## TASK GOAL
Across all the lines below, how many contain the string "value"? Please reply with the number only.

Records from a data collection:
********

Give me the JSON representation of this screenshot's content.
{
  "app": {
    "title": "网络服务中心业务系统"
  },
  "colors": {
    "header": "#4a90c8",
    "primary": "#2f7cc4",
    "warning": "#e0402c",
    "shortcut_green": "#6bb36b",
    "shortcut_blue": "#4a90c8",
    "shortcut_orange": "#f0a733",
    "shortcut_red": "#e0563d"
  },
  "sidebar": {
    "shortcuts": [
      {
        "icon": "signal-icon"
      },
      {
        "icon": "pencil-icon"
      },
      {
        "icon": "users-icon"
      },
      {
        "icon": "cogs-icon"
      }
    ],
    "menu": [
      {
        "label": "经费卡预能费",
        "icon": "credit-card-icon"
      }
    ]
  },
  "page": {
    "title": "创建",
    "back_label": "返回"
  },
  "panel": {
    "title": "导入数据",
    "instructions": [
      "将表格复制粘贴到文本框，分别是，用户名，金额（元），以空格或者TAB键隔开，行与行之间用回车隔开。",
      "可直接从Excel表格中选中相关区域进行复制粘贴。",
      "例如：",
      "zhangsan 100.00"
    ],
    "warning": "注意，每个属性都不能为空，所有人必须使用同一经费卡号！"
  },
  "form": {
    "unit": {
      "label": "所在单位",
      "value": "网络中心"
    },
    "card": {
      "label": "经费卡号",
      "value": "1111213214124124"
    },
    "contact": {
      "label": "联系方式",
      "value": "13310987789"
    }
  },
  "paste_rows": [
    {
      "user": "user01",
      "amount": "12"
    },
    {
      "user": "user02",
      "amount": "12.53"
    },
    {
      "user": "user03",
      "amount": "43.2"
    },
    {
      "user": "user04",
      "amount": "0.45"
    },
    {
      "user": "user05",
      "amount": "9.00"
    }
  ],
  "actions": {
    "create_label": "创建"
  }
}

********

## TASK RESPONSE
3